**Task objective**
Report how many lines contain "ring", with no other words.

─── Data supplied ───

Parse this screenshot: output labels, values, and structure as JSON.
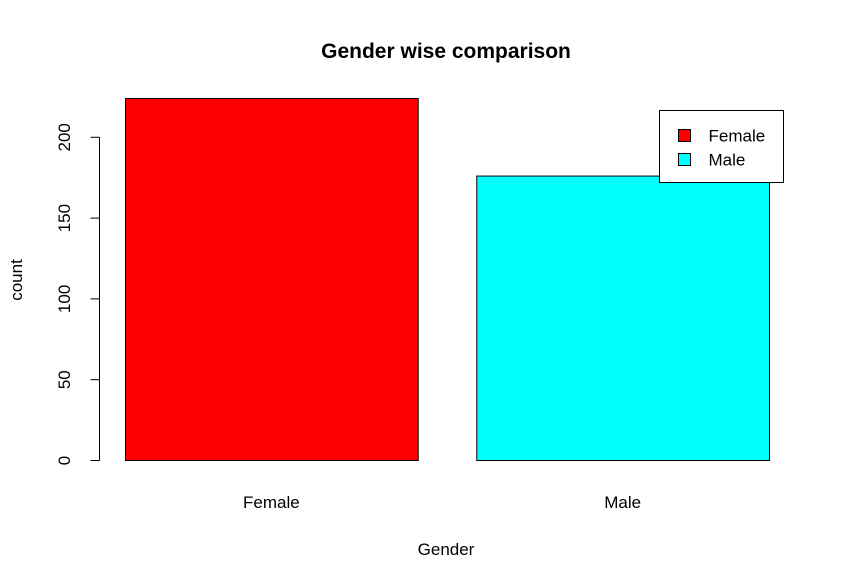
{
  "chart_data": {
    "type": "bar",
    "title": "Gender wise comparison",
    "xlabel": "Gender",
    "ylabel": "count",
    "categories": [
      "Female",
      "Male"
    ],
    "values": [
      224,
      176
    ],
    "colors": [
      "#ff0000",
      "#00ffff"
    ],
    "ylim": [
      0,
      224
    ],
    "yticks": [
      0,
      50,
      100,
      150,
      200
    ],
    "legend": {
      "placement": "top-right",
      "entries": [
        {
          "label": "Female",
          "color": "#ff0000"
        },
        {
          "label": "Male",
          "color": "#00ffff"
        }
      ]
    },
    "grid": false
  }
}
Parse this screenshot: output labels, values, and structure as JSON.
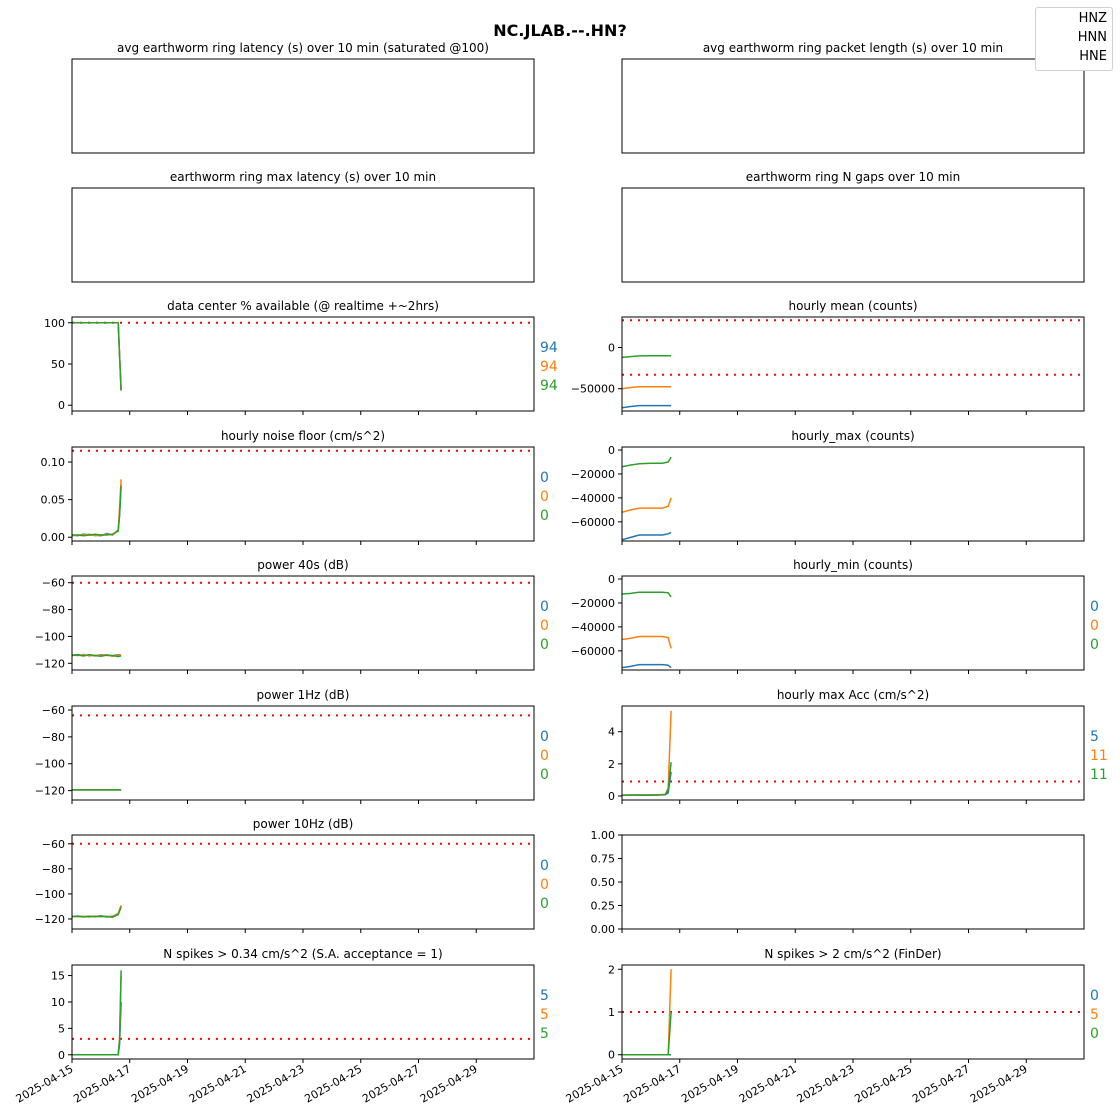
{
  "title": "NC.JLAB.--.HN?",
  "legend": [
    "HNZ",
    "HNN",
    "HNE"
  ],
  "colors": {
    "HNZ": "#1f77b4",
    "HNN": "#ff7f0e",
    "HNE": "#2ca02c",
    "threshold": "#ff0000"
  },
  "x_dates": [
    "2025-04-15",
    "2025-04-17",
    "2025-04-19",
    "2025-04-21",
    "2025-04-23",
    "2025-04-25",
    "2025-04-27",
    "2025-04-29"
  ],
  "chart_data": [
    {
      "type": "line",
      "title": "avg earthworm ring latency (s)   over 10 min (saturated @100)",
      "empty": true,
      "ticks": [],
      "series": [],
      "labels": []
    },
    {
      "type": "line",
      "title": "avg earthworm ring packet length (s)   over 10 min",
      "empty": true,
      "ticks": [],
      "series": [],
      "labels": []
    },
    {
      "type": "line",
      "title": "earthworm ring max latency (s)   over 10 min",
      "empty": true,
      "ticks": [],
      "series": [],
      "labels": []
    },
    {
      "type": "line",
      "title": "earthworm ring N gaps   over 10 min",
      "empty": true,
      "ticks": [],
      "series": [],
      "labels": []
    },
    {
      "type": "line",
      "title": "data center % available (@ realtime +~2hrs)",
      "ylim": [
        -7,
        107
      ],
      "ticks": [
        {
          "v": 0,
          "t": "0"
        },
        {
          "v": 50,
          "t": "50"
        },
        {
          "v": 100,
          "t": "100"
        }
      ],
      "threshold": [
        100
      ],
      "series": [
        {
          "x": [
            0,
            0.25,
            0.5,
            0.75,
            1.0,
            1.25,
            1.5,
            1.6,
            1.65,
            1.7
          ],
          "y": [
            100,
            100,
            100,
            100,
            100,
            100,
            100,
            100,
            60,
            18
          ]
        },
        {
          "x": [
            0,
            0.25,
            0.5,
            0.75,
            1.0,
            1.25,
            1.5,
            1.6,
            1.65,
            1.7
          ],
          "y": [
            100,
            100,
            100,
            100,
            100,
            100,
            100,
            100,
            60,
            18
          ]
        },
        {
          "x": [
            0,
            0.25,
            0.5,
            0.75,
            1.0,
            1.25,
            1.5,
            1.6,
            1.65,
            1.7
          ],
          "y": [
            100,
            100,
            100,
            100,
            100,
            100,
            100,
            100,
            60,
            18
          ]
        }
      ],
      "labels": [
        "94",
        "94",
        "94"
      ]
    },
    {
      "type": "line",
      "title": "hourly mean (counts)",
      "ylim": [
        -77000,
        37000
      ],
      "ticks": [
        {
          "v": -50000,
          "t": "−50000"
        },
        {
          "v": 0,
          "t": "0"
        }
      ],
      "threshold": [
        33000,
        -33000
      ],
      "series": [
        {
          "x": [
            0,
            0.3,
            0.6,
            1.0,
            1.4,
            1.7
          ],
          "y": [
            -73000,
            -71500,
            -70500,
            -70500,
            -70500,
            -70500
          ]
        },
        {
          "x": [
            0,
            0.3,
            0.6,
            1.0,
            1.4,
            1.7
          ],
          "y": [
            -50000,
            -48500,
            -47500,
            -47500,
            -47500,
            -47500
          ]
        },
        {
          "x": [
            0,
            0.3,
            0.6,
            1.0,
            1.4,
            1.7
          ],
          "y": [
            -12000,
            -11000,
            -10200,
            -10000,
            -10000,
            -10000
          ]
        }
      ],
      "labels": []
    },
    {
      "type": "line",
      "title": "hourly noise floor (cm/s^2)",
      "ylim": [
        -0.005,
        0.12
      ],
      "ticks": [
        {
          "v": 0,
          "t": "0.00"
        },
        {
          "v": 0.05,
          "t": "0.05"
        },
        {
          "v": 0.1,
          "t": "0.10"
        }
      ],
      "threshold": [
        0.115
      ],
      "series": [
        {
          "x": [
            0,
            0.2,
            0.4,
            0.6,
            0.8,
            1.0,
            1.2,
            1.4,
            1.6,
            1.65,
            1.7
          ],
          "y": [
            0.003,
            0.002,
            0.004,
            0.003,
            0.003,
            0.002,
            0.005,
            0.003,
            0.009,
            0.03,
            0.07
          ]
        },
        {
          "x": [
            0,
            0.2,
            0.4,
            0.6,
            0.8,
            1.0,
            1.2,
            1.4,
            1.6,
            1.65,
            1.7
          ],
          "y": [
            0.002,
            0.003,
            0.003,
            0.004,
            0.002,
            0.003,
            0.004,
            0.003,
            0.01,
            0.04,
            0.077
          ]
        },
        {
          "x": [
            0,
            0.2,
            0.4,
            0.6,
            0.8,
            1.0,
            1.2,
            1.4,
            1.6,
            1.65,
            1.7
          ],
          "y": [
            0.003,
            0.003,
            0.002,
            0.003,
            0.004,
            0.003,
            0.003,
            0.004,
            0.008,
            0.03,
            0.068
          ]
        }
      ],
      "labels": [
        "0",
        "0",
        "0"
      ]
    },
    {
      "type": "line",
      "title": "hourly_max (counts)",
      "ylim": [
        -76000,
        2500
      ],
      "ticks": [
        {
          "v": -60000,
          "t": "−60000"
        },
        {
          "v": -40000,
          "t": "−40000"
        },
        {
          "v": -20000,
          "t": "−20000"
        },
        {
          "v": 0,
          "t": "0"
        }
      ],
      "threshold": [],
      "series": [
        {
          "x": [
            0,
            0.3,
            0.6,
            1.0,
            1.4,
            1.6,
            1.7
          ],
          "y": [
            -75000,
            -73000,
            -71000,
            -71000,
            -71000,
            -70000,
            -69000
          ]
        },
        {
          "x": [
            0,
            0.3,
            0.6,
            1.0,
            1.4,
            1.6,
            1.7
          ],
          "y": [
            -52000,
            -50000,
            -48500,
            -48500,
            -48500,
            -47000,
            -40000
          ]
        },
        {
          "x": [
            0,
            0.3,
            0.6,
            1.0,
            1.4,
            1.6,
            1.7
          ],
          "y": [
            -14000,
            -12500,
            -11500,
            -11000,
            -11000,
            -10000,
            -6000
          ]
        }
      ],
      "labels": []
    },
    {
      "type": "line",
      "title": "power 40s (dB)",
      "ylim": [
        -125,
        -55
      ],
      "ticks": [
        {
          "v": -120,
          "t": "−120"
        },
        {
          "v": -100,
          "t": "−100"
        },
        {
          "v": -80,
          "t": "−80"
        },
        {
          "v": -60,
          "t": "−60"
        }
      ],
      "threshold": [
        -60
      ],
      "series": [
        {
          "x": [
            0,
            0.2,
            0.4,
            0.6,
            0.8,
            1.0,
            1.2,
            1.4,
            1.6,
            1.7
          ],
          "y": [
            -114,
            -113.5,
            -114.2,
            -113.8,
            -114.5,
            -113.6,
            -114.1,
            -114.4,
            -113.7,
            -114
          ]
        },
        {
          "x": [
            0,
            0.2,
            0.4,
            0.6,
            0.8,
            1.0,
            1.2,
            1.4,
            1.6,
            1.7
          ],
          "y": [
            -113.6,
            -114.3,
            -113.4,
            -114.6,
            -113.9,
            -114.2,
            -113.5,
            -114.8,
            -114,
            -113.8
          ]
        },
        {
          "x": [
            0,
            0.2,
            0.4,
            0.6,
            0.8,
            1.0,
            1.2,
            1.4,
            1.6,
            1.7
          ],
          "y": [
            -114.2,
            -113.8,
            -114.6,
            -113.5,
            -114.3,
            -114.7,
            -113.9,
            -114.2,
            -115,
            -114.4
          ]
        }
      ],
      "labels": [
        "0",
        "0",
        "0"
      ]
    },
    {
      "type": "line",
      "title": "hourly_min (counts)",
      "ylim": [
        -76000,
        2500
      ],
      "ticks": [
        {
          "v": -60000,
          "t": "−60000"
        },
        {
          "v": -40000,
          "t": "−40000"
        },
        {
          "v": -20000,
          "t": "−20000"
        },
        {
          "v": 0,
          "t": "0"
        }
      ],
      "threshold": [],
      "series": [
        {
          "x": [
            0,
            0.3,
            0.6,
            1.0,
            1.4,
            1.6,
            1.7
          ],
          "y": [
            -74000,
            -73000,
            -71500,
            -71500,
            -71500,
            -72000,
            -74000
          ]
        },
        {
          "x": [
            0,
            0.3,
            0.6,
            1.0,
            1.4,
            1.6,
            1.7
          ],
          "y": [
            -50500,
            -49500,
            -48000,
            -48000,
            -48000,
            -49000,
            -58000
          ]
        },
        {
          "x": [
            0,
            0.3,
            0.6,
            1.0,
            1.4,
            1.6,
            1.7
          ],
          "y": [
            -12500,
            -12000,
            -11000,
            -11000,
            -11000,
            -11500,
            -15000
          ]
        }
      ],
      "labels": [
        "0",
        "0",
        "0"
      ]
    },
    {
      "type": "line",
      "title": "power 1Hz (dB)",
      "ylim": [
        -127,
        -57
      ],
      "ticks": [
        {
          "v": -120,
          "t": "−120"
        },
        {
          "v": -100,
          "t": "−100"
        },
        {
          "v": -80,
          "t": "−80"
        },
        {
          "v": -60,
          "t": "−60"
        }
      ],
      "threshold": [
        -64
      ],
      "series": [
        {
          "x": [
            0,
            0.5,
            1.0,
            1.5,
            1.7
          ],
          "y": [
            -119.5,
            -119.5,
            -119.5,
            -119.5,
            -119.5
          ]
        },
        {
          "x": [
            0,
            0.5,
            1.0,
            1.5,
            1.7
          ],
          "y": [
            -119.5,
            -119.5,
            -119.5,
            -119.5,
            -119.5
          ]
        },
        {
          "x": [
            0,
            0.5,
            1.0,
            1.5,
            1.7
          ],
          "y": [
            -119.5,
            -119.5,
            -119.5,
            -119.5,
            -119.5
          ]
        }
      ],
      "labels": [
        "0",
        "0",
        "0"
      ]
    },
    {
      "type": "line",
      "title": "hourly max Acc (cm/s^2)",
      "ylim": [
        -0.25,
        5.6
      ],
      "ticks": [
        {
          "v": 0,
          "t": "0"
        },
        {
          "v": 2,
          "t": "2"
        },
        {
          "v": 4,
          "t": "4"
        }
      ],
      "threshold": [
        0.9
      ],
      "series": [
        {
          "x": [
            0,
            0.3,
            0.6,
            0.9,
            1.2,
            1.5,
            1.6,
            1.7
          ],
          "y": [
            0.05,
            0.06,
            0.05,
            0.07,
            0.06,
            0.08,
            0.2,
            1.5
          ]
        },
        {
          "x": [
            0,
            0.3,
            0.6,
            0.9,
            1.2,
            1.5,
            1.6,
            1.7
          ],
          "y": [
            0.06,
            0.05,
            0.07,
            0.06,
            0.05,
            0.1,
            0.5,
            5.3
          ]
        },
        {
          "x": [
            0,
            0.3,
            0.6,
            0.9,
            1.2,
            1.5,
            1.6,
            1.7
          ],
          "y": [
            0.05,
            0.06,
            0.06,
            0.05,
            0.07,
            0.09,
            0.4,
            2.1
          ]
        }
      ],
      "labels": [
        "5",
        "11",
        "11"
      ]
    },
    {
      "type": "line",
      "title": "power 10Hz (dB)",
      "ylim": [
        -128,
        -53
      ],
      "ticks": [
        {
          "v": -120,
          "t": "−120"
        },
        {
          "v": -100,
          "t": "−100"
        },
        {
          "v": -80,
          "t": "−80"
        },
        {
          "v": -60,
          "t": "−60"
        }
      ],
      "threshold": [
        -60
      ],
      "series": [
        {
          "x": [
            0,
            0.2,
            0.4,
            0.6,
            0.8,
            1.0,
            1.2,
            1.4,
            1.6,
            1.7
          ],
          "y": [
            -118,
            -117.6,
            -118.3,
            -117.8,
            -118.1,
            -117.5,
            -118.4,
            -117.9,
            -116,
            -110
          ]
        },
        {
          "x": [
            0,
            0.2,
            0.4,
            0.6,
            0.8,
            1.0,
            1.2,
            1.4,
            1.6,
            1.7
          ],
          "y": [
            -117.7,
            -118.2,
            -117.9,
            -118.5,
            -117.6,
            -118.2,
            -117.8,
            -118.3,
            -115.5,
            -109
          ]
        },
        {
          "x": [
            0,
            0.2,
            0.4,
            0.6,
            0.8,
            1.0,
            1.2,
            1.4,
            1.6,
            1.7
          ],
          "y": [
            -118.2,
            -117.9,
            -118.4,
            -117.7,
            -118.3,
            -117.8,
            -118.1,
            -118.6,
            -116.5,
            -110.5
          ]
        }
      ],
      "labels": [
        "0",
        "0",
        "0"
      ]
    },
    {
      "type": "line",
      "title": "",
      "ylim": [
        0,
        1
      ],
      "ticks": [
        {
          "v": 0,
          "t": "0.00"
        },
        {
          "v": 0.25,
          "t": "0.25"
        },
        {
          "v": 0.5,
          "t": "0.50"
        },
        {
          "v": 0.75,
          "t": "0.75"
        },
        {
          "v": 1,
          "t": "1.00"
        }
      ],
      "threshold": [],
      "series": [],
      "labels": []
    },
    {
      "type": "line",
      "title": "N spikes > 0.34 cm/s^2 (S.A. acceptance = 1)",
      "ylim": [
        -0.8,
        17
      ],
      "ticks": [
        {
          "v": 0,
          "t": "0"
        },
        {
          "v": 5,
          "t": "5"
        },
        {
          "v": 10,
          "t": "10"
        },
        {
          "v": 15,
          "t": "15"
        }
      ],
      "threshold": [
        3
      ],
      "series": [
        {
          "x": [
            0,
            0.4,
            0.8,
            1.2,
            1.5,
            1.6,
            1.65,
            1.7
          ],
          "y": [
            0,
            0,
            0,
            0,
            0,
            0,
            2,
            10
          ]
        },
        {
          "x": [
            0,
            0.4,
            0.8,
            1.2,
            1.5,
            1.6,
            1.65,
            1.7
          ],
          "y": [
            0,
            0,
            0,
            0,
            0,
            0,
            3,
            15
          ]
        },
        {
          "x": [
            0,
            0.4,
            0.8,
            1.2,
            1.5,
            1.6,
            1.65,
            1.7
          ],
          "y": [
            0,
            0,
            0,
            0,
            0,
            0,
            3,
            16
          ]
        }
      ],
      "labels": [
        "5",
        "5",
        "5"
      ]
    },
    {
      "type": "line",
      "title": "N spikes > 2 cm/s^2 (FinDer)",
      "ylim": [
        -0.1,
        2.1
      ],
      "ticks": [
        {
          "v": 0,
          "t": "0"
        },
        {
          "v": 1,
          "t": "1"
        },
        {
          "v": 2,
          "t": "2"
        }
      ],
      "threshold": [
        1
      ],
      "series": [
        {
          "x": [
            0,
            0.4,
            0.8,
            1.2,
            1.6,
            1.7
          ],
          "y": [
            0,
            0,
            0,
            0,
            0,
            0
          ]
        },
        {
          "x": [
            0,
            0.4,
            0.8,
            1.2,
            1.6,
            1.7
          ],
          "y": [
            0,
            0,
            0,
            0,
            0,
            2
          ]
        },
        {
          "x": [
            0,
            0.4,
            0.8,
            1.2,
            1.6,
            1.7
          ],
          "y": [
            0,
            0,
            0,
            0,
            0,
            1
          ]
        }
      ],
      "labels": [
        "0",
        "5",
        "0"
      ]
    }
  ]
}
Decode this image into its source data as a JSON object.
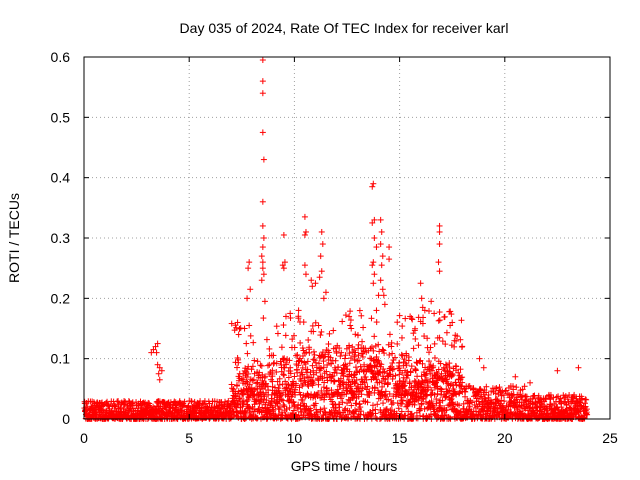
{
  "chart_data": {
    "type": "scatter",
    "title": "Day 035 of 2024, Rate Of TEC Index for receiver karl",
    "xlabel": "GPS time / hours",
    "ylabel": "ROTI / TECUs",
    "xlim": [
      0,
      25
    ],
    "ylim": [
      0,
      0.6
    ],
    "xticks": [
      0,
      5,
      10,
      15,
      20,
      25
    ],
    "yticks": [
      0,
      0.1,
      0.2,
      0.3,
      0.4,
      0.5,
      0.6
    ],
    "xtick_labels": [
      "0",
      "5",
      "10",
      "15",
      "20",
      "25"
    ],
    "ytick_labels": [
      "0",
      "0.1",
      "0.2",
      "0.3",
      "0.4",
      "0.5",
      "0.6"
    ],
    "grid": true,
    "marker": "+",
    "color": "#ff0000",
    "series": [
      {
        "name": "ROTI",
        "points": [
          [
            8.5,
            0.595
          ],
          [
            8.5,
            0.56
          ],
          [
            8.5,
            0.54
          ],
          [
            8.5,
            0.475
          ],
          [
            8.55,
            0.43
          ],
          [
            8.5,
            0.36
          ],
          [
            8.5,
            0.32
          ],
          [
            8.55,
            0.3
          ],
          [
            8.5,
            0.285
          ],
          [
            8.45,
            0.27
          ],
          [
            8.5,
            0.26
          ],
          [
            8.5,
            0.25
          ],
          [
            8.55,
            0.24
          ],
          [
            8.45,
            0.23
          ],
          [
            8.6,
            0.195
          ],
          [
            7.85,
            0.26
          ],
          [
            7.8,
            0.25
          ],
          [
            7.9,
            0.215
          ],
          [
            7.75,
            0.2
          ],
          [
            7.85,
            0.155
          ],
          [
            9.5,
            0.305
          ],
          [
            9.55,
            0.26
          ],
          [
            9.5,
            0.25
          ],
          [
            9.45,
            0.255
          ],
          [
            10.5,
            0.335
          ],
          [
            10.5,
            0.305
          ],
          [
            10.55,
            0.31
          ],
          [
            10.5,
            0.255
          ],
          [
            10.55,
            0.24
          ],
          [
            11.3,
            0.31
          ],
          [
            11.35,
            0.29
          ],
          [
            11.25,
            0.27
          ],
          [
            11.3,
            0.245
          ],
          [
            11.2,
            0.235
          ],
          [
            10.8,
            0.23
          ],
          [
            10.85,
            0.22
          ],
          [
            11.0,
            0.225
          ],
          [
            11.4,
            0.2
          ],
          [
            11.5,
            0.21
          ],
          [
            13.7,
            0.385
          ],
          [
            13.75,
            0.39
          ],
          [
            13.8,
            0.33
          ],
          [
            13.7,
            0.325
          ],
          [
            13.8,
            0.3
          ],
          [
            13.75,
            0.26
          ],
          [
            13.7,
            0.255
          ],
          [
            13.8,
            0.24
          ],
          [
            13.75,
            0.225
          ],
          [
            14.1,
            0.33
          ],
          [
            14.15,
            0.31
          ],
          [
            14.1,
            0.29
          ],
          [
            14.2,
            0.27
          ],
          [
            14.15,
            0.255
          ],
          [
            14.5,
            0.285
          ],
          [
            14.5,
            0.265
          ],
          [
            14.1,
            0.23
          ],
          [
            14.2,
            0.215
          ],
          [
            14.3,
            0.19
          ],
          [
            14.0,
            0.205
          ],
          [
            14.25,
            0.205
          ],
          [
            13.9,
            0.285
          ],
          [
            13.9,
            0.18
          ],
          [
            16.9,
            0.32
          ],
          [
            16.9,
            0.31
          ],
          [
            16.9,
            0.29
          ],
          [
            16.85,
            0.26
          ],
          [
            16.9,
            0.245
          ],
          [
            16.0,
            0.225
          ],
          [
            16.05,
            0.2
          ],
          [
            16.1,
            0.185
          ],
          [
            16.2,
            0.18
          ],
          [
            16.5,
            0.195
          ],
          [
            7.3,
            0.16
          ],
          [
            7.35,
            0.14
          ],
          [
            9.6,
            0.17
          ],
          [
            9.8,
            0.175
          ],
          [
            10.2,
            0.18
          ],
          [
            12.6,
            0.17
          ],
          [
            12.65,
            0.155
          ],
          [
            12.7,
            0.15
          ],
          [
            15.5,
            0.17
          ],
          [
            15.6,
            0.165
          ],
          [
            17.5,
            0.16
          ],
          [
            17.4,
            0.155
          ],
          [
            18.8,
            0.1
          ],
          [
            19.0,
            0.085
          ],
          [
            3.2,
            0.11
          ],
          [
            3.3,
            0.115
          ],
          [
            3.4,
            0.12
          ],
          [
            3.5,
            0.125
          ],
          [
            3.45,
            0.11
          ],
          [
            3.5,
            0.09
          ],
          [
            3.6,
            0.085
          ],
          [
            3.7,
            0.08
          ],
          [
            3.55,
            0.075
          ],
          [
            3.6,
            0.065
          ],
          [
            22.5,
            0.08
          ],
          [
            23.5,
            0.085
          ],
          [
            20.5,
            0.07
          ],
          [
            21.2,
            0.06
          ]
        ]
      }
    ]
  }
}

───

**Final result**
4